The answer should be a single number: how many lines of the entries below hold the word "Priti".

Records
## start

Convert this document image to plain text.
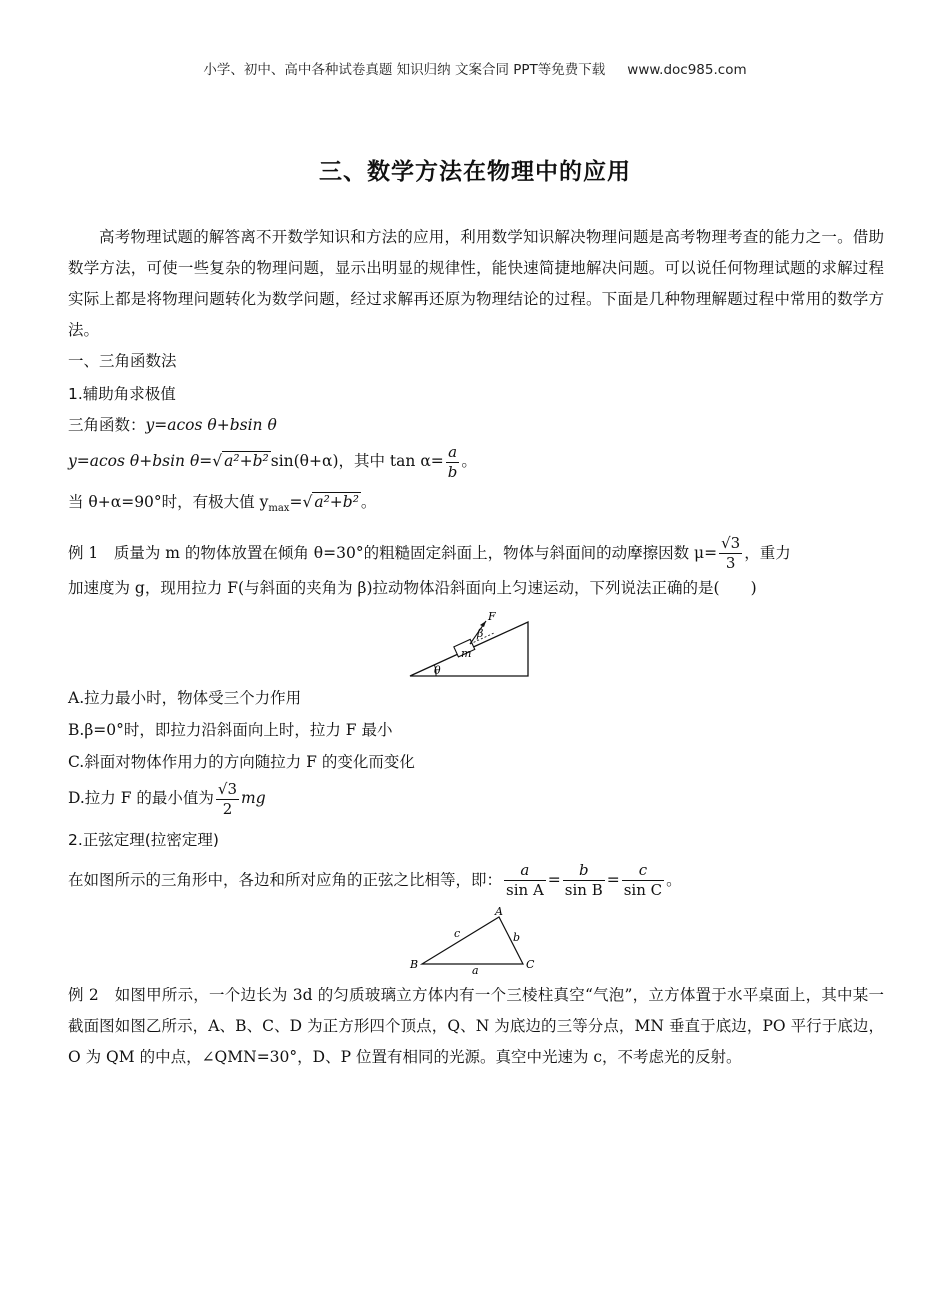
小学、初中、高中各种试卷真题 知识归纳 文案合同 PPT等免费下载 www.doc985.com
三、数学方法在物理中的应用

高考物理试题的解答离不开数学知识和方法的应用，利用数学知识解决物理问题是高考物理考查的能力之一。借助数学方法，可使一些复杂的物理问题，显示出明显的规律性，能快速简捷地解决问题。可以说任何物理试题的求解过程实际上都是将物理问题转化为数学问题，经过求解再还原为物理结论的过程。下面是几种物理解题过程中常用的数学方法。

一、三角函数法

1.辅助角求极值

三角函数：y=acos θ+bsin θ

y=acos θ+bsin θ=√ a²+b² sin(θ+α)，其中 $\tan \alpha= \frac{a}{b}$ 。

当 θ+α=90°时，有极大值 $y_{max}=√$ a²+b² 。

例 1　 质量为 m 的物体放置在倾角 θ=30°的粗糙固定斜面上，物体与斜面间的动摩擦因数 $\mu= \frac{√3}{3}$ ，重力

加速度为 g，现用拉力 F(与斜面的夹角为 β)拉动物体沿斜面向上匀速运动，下列说法正确的是(　　)

θ
m
F
β

A.拉力最小时，物体受三个力作用

B.β=0°时，即拉力沿斜面向上时，拉力 F 最小

C.斜面对物体作用力的方向随拉力 F 的变化而变化

D.拉力 F 的最小值为 $\frac{√3}{2}$ mg

2.正弦定理(拉密定理)

在如图所示的三角形中，各边和所对应角的正弦之比相等，即： $\frac{a}{\text{sin A}} = \frac{b}{\text{sin B}} = \frac{c}{\text{sin C}}$ 。

A
B	C
a
b
c

例 2　 如图甲所示，一个边长为 3d 的匀质玻璃立方体内有一个三棱柱真空“气泡”，立方体置于水平桌面上，其中某一截面图如图乙所示，A、B、C、D 为正方形四个顶点，Q、N 为底边的三等分点，MN 垂直于底边，PO 平行于底边，O 为 QM 的中点，∠QMN=30°，D、P 位置有相同的光源。真空中光速为 c，不考虑光的反射。
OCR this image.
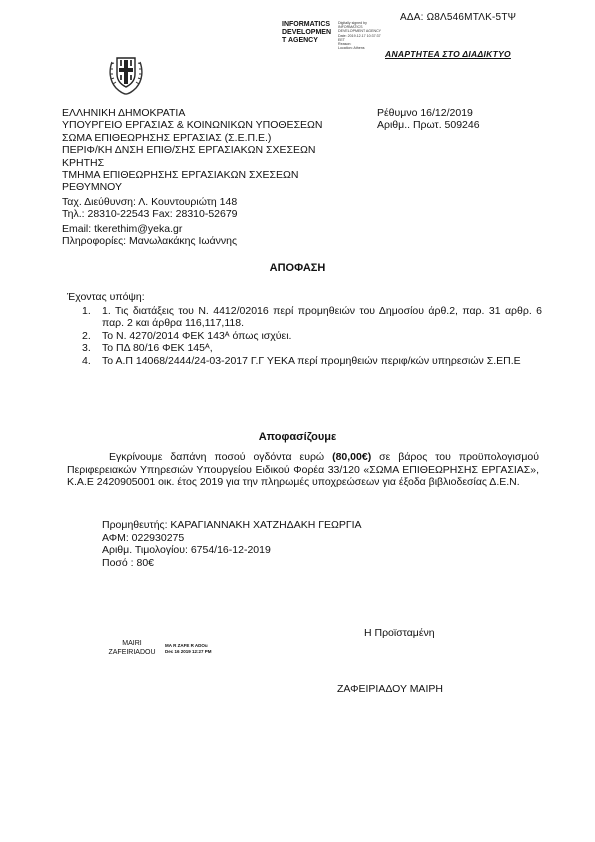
ΑΔΑ: Ω8Λ546ΜΤΛΚ-5ΤΨ
INFORMATICS
DEVELOPMEN
T AGENCY
Digitally signed by
INFORMATICS
DEVELOPMENT AGENCY
Date: 2019.12.17 10:37:37
EET
Reason:
Location: Athens
ΑΝΑΡΤΗΤΕΑ ΣΤΟ ΔΙΑΔΙΚΤΥΟ
ΕΛΛΗΝΙΚΗ ΔΗΜΟΚΡΑΤΙΑ
ΥΠΟΥΡΓΕΙΟ ΕΡΓΑΣΙΑΣ & ΚΟΙΝΩΝΙΚΩΝ ΥΠΟΘΕΣΕΩΝ
ΣΩΜΑ ΕΠΙΘΕΩΡΗΣΗΣ ΕΡΓΑΣΙΑΣ (Σ.Ε.Π.Ε.)
ΠΕΡΙΦ/ΚΗ ΔΝΣΗ ΕΠΙΘ/ΣΗΣ ΕΡΓΑΣΙΑΚΩΝ ΣΧΕΣΕΩΝ
ΚΡΗΤΗΣ
ΤΜΗΜΑ ΕΠΙΘΕΩΡΗΣΗΣ ΕΡΓΑΣΙΑΚΩΝ ΣΧΕΣΕΩΝ
ΡΕΘΥΜΝΟΥ
Ταχ. Διεύθυνση: Λ. Κουντουριώτη 148
Τηλ.: 28310-22543 Fax: 28310-52679
Email: tkerethim@yeka.gr
Πληροφορίες: Μανωλακάκης Ιωάννης
Ρέθυμνο 16/12/2019
Αριθμ.. Πρωτ. 509246
ΑΠΟΦΑΣΗ
Έχοντας υπόψη:
1. 1. Τις διατάξεις του Ν. 4412/02016 περί προμηθειών του Δημοσίου άρθ.2, παρ. 31 αρθρ. 6 παρ. 2 και άρθρα 116,117,118.
2. Το Ν. 4270/2014 ΦΕΚ 143ᴬ όπως ισχύει.
3. Το ΠΔ 80/16 ΦΕΚ 145ᴬ,
4. Το Α.Π 14068/2444/24-03-2017 Γ.Γ ΥΕΚΑ περί προμηθειών περιφ/κών υπηρεσιών Σ.ΕΠ.Ε
Αποφασίζουμε
Εγκρίνουμε δαπάνη ποσού ογδόντα ευρώ (80,00€) σε βάρος του προϋπολογισμού Περιφερειακών Υπηρεσιών Υπουργείου Ειδικού Φορέα 33/120 «ΣΩΜΑ ΕΠΙΘΕΩΡΗΣΗΣ ΕΡΓΑΣΙΑΣ», Κ.Α.Ε 2420905001 οικ. έτος 2019 για την πληρωμές υποχρεώσεων για έξοδα βιβλιοδεσίας Δ.Ε.Ν.
Προμηθευτής: ΚΑΡΑΓΙΑΝΝΑΚΗ ΧΑΤΖΗΔΑΚΗ ΓΕΩΡΓΙΑ
ΑΦΜ: 022930275
Αριθμ. Τιμολογίου: 6754/16-12-2019
Ποσό : 80€
Η Προϊσταμένη
MAIRI
ZAFEIRIADOU
MA R ZAFE R ADOu
Dec 16 2019 12:27 PM
ΖΑΦΕΙΡΙΑΔΟΥ ΜΑΙΡΗ
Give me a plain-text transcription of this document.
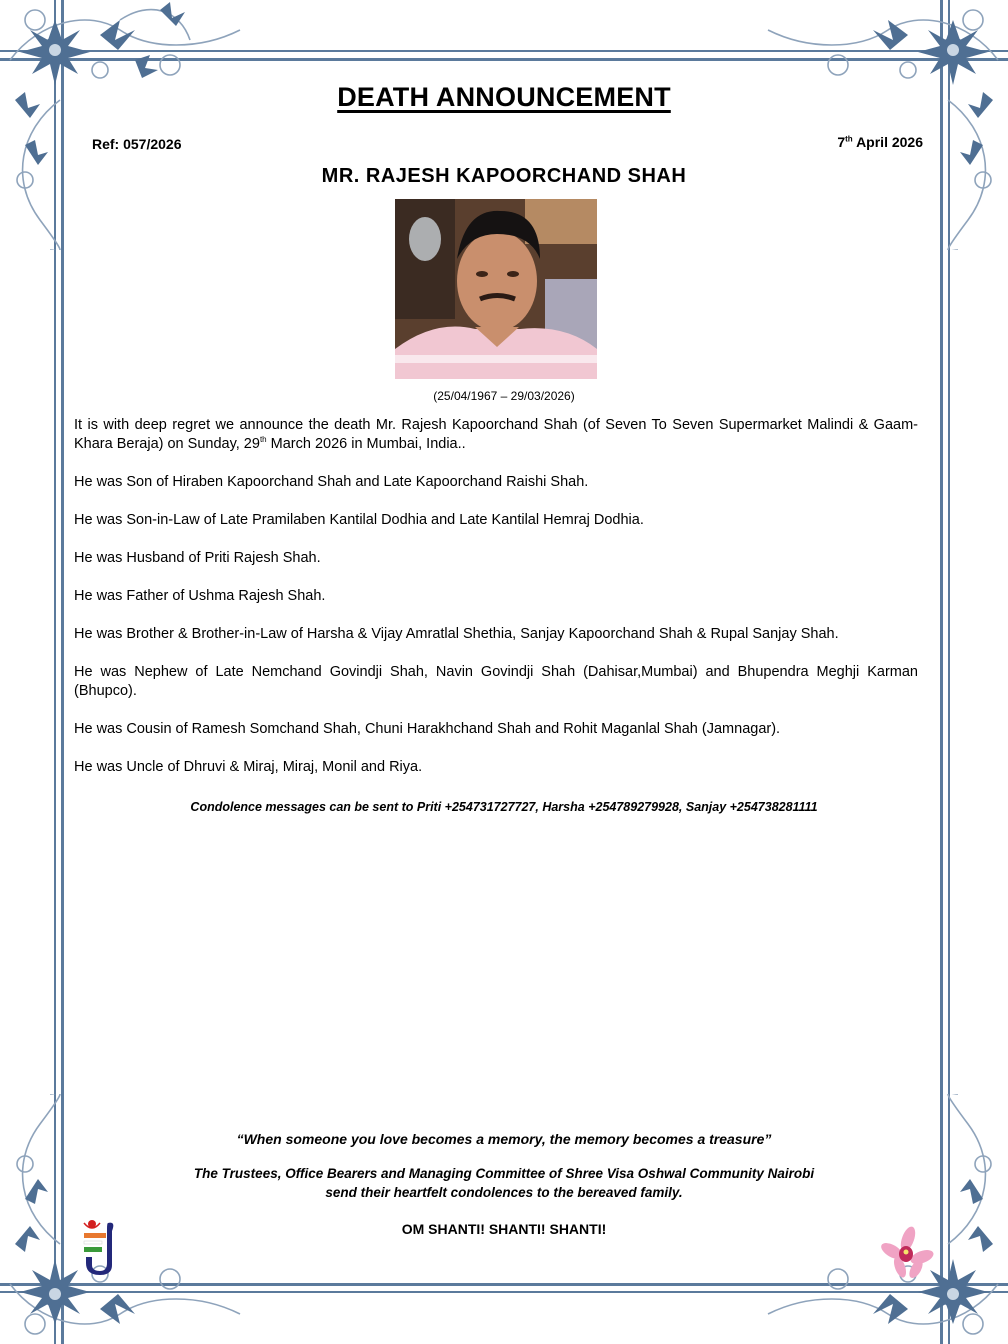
DEATH ANNOUNCEMENT
Ref: 057/2026	7th April 2026
MR. RAJESH KAPOORCHAND SHAH
(25/04/1967 – 29/03/2026)

It is with deep regret we announce the death Mr. Rajesh Kapoorchand Shah (of Seven To Seven Supermarket Malindi & Gaam- Khara Beraja) on Sunday, 29th March 2026 in Mumbai, India..

He was Son of Hiraben Kapoorchand Shah and Late Kapoorchand Raishi Shah.

He was Son-in-Law of Late Pramilaben Kantilal Dodhia and Late Kantilal Hemraj Dodhia.

He was Husband of Priti Rajesh Shah.

He was Father of Ushma Rajesh Shah.

He was Brother & Brother-in-Law of Harsha & Vijay Amratlal Shethia, Sanjay Kapoorchand Shah & Rupal Sanjay Shah.

He was Nephew of Late Nemchand Govindji Shah, Navin Govindji Shah (Dahisar,Mumbai) and Bhupendra Meghji Karman (Bhupco).

He was Cousin of Ramesh Somchand Shah, Chuni Harakhchand Shah and Rohit Maganlal Shah (Jamnagar).

He was Uncle of Dhruvi & Miraj, Miraj, Monil and Riya.

Condolence messages can be sent to Priti +254731727727, Harsha +254789279928, Sanjay +254738281111
“When someone you love becomes a memory, the memory becomes a treasure”
The Trustees, Office Bearers and Managing Committee of Shree Visa Oshwal Community Nairobi
send their heartfelt condolences to the bereaved family.
OM SHANTI! SHANTI! SHANTI!
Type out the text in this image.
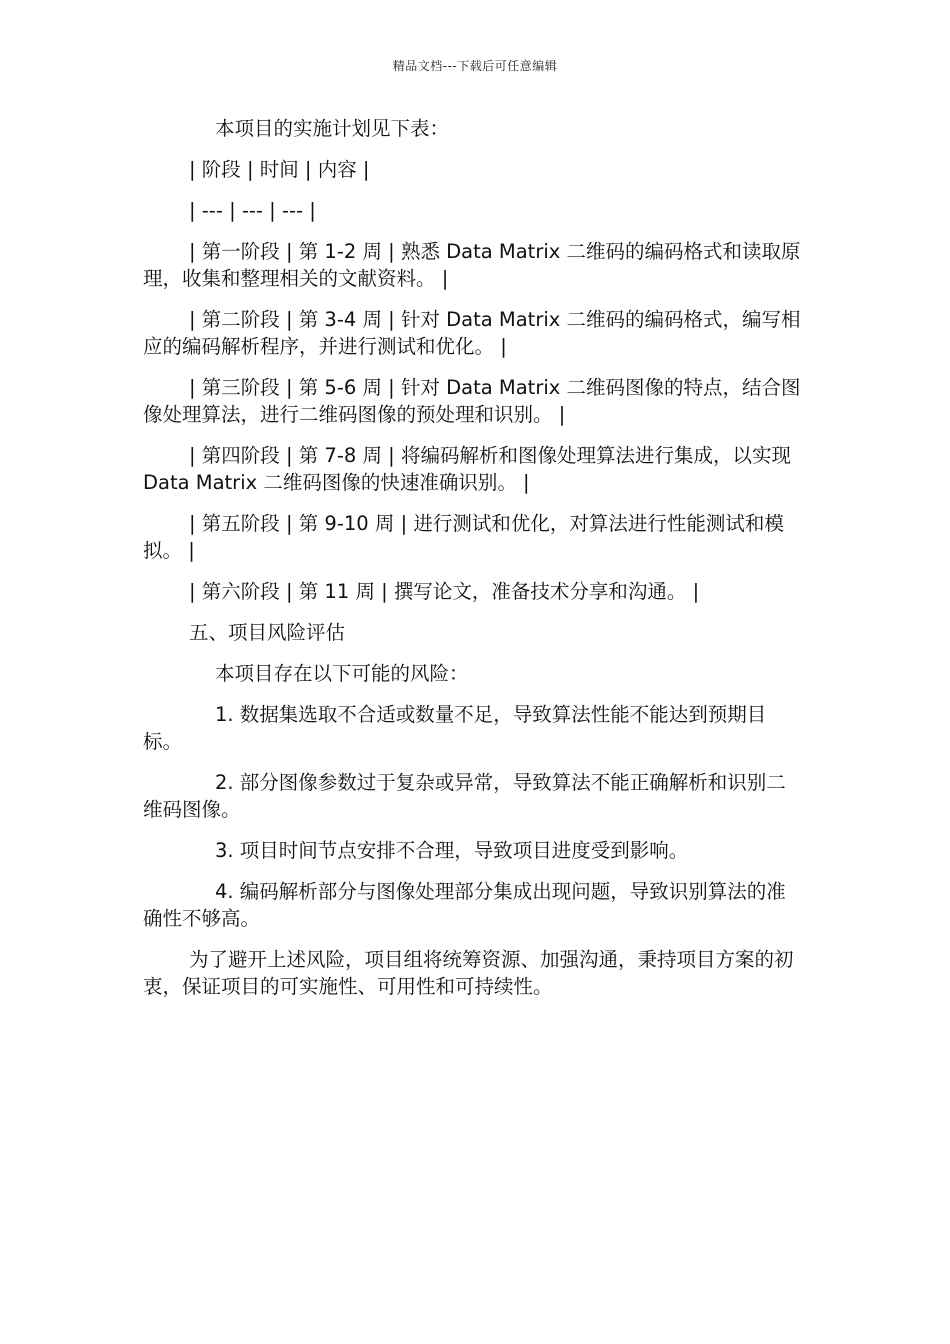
精品文档---下载后可任意编辑

本项目的实施计划见下表：

| 阶段 | 时间 | 内容 |

| --- | --- | --- |

| 第一阶段 | 第 1-2 周 | 熟悉 Data Matrix 二维码的编码格式和读取原理，收集和整理相关的文献资料。 |

| 第二阶段 | 第 3-4 周 | 针对 Data Matrix 二维码的编码格式，编写相应的编码解析程序，并进行测试和优化。 |

| 第三阶段 | 第 5-6 周 | 针对 Data Matrix 二维码图像的特点，结合图像处理算法，进行二维码图像的预处理和识别。 |

| 第四阶段 | 第 7-8 周 | 将编码解析和图像处理算法进行集成，以实现 Data Matrix 二维码图像的快速准确识别。 |

| 第五阶段 | 第 9-10 周 | 进行测试和优化，对算法进行性能测试和模拟。 |

| 第六阶段 | 第 11 周 | 撰写论文，准备技术分享和沟通。 |

五、项目风险评估

本项目存在以下可能的风险：

1. 数据集选取不合适或数量不足，导致算法性能不能达到预期目标。

2. 部分图像参数过于复杂或异常，导致算法不能正确解析和识别二维码图像。

3. 项目时间节点安排不合理，导致项目进度受到影响。

4. 编码解析部分与图像处理部分集成出现问题，导致识别算法的准确性不够高。

为了避开上述风险，项目组将统筹资源、加强沟通，秉持项目方案的初衷，保证项目的可实施性、可用性和可持续性。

## end

(Result of this exercise) 2